Give the number of lines in the listing that hold the word "user". Write nothing but that number.

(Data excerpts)
(begin)

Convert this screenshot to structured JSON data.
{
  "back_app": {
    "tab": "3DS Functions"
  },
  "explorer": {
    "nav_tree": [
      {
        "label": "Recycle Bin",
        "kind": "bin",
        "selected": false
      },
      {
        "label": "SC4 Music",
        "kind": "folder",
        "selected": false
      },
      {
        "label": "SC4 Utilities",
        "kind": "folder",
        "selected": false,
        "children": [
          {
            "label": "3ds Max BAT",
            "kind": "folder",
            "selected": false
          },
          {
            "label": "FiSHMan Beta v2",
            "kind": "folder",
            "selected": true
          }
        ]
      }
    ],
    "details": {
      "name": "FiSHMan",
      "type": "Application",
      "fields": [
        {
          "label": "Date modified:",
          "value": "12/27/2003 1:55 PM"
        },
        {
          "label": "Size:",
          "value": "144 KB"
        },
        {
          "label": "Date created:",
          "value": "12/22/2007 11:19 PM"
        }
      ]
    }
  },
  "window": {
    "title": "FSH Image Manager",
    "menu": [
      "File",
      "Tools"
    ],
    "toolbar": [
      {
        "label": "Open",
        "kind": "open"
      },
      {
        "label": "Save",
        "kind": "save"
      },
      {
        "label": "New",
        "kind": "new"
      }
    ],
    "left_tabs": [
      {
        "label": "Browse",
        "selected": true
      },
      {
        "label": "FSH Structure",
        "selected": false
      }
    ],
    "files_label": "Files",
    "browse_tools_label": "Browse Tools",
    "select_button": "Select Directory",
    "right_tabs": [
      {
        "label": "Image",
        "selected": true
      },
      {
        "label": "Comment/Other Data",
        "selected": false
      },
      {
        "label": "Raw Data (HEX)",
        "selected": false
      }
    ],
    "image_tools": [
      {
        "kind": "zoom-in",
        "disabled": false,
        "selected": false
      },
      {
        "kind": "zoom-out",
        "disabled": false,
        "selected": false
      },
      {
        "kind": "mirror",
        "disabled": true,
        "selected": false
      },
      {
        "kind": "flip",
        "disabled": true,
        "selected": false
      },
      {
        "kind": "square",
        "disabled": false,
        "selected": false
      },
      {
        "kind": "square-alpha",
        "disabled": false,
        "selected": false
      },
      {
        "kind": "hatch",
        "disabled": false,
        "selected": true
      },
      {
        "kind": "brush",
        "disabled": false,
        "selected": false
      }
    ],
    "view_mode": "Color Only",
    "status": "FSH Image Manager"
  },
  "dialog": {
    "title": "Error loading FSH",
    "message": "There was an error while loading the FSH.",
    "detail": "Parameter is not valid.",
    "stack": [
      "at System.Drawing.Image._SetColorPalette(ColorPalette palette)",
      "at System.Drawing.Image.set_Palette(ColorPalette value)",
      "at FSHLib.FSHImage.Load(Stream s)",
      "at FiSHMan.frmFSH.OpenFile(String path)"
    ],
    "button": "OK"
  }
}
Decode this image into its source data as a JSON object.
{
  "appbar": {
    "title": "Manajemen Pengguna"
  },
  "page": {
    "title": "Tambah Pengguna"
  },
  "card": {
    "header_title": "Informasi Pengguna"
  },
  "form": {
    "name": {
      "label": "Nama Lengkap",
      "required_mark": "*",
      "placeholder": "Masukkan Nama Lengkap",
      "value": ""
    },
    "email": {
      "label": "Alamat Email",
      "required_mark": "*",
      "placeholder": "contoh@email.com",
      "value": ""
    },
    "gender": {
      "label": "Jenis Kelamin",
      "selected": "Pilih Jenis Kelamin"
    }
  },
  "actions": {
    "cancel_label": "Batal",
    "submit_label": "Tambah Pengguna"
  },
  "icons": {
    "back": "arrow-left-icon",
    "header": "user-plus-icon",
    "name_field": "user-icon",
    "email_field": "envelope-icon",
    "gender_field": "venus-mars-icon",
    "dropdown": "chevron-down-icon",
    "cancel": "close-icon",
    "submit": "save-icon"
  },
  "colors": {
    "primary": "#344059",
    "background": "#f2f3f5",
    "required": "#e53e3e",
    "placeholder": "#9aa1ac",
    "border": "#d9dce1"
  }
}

(end)

REPLY TO THE EXERCISE:
2